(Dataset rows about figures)
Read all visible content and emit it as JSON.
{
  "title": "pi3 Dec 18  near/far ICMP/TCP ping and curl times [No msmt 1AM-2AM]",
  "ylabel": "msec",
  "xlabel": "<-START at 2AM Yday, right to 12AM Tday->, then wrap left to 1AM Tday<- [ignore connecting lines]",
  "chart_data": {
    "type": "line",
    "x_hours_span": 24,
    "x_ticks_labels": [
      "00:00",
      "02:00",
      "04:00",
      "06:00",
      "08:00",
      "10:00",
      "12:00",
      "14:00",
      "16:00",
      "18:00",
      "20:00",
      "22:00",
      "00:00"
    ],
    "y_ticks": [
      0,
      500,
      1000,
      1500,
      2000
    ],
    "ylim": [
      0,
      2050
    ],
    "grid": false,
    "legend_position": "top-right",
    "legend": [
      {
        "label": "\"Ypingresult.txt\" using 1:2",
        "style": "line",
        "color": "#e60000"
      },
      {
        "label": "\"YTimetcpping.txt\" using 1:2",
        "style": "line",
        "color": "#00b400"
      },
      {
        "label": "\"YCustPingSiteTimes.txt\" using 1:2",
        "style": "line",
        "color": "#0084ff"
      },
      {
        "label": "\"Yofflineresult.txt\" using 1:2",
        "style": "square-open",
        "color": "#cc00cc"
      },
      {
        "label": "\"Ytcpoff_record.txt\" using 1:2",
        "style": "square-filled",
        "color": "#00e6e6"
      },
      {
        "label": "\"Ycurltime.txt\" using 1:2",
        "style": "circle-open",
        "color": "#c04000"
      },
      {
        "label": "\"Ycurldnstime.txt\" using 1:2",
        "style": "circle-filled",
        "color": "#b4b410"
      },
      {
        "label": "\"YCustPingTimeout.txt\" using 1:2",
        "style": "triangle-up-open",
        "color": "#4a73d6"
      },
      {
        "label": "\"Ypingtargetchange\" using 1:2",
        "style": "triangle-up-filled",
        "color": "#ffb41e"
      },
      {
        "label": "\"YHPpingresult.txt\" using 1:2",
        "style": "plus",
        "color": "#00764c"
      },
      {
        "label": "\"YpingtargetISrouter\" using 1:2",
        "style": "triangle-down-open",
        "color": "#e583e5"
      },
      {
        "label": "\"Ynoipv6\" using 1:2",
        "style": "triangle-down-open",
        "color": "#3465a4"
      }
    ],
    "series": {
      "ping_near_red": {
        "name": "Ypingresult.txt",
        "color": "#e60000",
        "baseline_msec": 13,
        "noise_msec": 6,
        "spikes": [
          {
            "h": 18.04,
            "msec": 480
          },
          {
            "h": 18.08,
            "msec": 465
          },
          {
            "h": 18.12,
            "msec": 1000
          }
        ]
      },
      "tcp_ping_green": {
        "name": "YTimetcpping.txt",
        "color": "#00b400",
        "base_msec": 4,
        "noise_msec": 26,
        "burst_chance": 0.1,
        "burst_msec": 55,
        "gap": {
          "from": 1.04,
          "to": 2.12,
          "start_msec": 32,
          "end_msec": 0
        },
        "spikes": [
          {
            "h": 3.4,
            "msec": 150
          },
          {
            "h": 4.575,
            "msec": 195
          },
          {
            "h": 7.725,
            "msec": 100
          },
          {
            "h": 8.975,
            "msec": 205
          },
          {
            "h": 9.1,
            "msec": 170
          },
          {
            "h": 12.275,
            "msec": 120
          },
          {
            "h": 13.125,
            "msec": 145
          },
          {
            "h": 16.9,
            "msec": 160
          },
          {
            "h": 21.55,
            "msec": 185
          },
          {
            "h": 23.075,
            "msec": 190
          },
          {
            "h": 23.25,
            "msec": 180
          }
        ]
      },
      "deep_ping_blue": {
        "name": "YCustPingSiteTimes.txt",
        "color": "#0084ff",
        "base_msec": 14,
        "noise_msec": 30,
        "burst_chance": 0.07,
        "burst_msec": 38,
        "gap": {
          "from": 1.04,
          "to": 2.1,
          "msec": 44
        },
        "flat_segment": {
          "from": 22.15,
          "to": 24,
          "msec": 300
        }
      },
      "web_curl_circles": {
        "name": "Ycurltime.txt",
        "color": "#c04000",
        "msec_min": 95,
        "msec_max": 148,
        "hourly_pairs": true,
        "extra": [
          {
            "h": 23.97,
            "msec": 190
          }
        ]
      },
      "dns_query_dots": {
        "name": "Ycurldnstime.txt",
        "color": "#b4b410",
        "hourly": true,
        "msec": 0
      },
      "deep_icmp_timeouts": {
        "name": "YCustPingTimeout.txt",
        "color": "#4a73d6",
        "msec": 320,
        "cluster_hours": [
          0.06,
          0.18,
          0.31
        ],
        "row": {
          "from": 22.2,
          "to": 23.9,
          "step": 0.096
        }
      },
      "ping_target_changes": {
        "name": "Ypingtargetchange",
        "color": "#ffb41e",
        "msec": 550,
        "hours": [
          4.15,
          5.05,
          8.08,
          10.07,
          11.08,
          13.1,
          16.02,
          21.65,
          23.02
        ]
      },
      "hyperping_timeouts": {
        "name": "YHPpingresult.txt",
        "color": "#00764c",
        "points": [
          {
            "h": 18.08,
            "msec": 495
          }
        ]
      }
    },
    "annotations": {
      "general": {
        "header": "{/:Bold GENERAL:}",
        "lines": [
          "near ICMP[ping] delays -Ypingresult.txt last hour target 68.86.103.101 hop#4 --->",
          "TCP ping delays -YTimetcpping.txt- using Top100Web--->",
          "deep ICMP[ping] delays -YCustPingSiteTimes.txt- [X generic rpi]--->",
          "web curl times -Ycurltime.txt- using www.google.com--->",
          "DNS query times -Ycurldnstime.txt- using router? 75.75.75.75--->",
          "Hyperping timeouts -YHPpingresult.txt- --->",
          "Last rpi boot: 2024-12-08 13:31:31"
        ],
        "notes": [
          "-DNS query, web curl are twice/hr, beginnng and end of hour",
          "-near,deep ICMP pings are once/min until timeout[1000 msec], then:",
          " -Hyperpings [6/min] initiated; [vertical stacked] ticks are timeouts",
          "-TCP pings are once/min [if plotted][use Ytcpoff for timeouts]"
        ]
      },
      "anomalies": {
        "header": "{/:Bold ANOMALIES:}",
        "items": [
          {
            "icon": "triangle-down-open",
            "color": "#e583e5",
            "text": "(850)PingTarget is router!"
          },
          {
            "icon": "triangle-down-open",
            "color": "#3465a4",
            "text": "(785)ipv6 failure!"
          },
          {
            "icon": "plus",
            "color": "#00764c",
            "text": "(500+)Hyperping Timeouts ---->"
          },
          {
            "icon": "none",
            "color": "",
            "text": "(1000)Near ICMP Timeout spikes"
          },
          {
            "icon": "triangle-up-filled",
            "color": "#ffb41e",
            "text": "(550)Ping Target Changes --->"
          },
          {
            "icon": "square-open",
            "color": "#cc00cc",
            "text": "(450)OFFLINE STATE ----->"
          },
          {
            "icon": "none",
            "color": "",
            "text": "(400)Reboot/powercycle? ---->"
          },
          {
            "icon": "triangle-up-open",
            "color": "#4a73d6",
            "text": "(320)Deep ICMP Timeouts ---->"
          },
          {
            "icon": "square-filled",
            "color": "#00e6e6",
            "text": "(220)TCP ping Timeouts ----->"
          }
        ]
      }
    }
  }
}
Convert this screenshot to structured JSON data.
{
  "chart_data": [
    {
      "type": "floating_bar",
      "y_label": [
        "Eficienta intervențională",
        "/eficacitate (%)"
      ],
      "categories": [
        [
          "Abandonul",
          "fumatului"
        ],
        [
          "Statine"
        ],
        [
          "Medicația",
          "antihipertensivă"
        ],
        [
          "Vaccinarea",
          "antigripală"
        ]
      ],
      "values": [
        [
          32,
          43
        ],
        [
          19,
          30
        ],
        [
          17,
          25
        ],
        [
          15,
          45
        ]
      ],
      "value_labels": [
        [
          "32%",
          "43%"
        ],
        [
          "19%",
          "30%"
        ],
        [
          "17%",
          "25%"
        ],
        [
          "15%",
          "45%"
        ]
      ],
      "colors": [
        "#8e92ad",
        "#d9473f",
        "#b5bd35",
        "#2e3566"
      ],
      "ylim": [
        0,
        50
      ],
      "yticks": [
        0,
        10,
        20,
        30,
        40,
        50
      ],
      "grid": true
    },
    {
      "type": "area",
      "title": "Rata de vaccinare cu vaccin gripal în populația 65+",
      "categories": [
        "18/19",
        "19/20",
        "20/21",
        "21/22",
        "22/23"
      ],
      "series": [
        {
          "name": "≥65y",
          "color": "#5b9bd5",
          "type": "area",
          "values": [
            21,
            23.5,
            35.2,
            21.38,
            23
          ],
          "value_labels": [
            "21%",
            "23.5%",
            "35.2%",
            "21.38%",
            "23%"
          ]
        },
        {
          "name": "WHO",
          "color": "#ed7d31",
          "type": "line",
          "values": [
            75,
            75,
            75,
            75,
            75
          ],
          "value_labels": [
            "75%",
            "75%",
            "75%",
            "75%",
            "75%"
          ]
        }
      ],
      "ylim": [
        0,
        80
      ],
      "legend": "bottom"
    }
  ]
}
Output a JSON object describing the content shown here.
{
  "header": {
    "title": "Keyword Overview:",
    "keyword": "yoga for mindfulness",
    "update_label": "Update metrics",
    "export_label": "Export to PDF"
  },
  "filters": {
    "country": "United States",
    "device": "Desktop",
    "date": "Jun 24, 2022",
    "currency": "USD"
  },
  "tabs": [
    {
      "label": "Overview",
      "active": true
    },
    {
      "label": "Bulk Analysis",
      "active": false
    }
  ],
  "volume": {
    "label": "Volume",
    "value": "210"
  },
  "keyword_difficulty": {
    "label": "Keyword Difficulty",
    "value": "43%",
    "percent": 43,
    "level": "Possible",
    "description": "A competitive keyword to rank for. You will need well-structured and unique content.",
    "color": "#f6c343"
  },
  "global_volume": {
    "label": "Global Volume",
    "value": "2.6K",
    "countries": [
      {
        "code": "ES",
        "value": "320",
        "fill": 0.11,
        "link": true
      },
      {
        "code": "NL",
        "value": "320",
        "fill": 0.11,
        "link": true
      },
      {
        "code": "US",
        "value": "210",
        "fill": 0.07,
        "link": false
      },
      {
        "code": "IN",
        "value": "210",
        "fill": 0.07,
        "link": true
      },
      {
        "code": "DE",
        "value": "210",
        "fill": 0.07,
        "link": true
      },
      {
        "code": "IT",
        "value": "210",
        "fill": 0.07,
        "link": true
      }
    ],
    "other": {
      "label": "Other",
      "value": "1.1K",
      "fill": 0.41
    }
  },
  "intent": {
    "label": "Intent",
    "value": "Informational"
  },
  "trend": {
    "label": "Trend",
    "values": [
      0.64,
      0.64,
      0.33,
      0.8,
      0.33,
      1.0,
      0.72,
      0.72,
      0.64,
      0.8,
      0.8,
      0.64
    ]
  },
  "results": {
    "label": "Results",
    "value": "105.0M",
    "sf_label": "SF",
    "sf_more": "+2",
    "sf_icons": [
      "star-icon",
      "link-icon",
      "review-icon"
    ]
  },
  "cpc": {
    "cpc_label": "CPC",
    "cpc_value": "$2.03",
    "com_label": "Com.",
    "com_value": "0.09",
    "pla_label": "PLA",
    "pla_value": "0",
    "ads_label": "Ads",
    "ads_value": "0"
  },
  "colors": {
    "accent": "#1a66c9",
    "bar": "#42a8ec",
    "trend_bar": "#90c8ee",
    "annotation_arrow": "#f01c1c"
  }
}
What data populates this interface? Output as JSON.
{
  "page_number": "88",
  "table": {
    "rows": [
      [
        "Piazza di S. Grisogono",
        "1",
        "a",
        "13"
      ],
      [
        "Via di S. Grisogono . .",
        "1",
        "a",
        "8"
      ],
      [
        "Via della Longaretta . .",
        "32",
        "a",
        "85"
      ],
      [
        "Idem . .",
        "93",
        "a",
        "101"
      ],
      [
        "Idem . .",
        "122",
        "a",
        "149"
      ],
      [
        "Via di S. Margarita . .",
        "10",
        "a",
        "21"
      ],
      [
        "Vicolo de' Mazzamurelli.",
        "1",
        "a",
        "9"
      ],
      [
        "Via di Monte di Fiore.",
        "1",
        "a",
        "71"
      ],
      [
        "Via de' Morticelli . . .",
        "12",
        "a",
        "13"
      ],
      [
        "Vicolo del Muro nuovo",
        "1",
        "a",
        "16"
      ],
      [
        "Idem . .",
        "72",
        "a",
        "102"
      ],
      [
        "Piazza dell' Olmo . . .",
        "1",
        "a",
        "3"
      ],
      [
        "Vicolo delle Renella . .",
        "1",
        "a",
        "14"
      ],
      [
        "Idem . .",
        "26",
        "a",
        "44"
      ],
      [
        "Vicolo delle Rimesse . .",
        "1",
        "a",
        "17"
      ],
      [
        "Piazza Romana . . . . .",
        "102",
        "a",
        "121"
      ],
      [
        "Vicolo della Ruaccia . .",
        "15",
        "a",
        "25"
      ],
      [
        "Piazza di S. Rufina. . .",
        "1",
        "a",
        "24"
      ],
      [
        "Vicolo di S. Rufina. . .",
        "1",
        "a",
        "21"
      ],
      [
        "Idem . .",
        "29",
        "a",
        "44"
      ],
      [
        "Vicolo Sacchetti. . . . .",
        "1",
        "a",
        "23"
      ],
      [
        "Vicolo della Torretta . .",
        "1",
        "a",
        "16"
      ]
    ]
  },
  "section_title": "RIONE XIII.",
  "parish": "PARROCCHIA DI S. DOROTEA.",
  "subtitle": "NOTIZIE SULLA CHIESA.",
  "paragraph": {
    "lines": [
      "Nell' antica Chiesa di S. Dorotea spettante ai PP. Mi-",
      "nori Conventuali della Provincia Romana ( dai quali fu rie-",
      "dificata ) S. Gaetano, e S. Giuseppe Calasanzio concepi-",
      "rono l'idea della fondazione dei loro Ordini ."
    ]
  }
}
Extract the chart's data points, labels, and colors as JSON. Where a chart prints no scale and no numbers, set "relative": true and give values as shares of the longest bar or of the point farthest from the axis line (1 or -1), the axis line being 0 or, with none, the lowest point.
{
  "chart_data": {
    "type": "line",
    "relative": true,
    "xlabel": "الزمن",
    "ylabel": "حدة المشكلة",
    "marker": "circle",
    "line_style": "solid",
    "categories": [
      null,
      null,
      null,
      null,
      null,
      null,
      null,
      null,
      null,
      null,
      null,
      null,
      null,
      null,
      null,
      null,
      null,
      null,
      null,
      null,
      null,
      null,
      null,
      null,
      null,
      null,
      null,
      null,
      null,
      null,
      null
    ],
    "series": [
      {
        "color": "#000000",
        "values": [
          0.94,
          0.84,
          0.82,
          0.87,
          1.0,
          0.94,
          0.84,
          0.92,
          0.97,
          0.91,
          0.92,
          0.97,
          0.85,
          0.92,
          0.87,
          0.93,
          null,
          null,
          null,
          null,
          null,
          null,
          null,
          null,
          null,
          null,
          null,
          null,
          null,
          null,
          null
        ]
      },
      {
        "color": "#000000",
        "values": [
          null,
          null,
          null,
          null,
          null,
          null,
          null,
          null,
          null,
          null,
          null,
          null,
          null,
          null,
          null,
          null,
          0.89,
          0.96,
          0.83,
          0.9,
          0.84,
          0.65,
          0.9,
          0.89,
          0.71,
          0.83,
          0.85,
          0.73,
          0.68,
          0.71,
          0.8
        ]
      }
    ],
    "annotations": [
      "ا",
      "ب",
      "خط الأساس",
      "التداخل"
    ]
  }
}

§ Do this: Copy out every line in the entries above that holds "Output".

§ Final result:
Output a JSON object describing the content shown here.
What data populates this interface? Output as JSON.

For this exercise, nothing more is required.